- **WORK REQUIRED**
Copy each line below in which the string "bookmarks" occurs.

--- RECORDS TO PROCESS ---

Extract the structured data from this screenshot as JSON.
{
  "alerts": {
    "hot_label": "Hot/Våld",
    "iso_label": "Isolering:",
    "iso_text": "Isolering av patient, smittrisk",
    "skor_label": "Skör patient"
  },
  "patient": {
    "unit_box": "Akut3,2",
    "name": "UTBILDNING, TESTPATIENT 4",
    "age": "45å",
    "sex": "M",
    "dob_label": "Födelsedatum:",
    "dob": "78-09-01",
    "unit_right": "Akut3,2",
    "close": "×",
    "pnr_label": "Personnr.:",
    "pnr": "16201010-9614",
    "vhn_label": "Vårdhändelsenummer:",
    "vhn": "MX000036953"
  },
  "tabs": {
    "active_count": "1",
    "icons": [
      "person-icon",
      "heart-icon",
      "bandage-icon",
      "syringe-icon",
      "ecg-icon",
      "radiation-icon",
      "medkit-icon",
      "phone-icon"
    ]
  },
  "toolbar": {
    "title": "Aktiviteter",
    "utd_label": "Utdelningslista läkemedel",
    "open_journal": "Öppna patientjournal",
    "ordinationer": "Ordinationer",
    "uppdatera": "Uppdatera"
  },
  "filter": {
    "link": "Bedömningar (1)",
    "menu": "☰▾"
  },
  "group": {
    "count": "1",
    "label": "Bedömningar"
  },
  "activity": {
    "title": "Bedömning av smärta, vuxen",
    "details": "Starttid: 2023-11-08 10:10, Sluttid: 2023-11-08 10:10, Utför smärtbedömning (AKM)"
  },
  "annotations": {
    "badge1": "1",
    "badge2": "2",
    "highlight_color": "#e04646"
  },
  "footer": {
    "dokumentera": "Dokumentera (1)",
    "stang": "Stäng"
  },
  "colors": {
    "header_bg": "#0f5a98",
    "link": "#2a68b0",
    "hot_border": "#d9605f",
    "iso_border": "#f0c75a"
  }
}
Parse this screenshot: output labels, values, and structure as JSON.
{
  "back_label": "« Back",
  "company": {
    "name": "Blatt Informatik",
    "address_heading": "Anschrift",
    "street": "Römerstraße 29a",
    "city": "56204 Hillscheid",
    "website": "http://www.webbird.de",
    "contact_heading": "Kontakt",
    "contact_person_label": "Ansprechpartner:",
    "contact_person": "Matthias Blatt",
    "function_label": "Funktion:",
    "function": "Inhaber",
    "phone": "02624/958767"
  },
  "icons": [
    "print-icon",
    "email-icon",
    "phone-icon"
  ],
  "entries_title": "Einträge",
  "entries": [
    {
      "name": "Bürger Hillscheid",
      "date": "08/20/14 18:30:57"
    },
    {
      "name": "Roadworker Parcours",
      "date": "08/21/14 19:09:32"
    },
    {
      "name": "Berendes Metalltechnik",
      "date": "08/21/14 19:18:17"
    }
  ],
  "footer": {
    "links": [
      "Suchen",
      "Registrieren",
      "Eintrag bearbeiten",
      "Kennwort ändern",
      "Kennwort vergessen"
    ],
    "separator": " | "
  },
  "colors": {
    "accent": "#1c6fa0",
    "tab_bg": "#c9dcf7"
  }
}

---
--- RECORDS TO PROCESS ---

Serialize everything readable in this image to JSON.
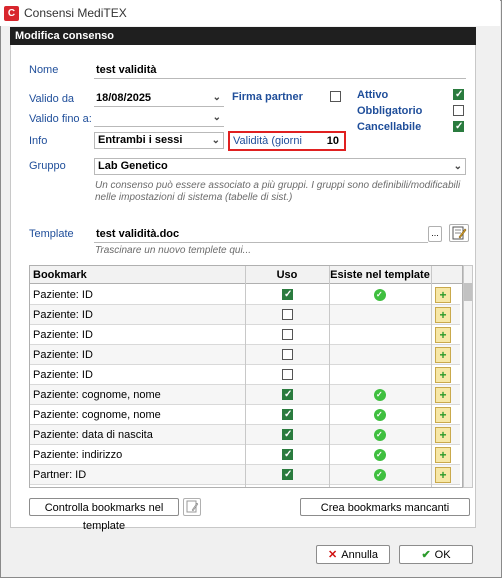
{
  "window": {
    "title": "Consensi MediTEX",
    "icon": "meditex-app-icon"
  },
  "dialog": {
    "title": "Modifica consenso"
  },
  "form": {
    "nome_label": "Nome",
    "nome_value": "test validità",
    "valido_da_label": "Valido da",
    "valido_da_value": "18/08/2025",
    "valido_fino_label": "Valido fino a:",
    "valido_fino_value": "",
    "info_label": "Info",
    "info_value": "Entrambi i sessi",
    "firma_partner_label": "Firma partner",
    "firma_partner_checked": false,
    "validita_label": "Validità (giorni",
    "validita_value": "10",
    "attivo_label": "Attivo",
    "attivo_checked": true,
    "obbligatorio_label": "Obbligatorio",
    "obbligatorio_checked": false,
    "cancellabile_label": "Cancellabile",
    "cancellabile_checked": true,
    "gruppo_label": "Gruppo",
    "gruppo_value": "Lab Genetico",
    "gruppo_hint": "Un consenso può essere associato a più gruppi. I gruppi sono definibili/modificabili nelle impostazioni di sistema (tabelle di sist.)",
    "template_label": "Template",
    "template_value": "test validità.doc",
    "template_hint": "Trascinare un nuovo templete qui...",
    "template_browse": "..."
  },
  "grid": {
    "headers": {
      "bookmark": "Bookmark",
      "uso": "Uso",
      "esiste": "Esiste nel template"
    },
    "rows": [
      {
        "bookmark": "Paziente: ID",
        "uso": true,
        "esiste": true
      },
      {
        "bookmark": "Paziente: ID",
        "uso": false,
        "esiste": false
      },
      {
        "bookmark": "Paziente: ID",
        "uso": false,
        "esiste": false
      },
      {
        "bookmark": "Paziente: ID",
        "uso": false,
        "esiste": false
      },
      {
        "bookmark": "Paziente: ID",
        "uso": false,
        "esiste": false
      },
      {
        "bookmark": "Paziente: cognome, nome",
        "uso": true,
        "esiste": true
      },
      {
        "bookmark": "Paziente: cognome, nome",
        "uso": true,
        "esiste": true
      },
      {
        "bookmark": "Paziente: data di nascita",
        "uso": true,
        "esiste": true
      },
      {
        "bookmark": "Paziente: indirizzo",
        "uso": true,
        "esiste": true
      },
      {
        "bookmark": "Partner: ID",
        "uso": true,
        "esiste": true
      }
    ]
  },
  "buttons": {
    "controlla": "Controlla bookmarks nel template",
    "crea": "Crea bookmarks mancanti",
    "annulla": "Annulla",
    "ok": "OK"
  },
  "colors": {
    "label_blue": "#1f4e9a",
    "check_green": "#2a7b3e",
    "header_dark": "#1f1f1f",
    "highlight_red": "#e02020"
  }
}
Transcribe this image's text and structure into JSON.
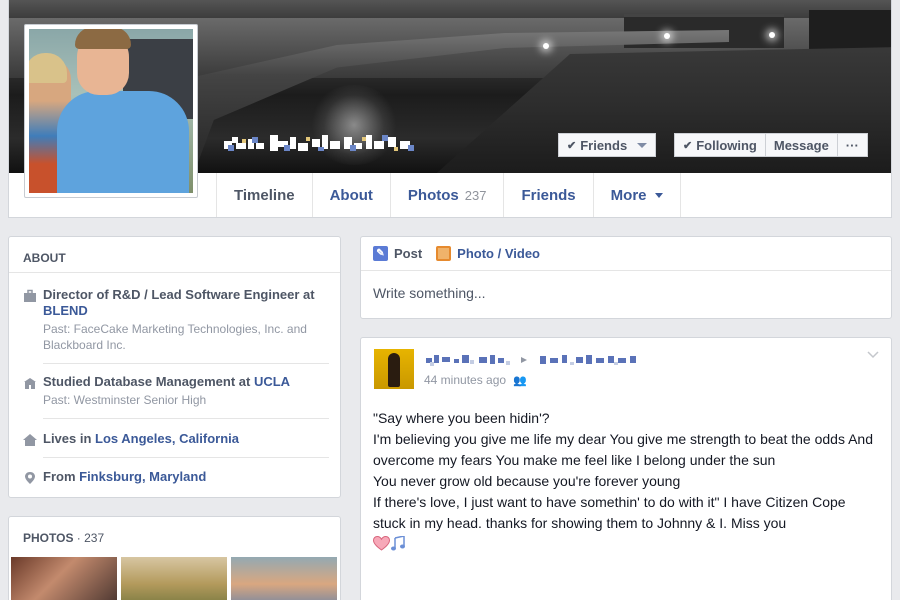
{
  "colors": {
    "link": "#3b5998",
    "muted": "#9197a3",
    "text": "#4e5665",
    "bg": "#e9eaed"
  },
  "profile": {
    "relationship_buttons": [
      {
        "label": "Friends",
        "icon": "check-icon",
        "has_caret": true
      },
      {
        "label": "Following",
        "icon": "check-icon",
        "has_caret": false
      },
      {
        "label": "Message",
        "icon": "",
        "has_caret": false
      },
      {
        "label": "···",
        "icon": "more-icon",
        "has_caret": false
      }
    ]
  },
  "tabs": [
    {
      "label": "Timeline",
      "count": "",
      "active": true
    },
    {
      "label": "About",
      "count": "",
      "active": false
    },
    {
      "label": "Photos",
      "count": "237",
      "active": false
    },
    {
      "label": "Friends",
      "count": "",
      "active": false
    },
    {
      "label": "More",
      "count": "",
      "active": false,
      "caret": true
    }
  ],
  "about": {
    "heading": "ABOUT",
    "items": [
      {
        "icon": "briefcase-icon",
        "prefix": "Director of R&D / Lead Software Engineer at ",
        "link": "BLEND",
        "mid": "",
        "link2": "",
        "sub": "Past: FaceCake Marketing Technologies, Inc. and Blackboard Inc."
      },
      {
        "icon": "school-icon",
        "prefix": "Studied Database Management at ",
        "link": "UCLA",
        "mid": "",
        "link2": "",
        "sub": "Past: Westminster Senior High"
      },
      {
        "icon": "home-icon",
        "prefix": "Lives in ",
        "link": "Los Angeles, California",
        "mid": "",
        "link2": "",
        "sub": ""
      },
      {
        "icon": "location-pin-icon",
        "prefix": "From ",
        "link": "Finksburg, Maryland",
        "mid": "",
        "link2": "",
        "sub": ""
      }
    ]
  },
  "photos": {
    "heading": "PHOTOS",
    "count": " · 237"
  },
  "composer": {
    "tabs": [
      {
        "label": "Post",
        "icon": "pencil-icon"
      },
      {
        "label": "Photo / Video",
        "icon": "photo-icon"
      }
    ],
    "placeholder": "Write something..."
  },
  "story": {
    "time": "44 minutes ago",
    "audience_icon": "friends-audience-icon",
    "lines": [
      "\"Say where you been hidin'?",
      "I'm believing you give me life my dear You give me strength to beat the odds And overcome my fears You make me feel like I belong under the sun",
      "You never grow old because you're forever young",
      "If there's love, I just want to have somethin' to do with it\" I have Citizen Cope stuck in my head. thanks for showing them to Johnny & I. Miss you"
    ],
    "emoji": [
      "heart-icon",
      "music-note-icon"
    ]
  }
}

---

- **COMPLETED TASK**
    "controlla": "Controlla bookmarks nel template",
    "crea": "Crea bookmarks mancanti",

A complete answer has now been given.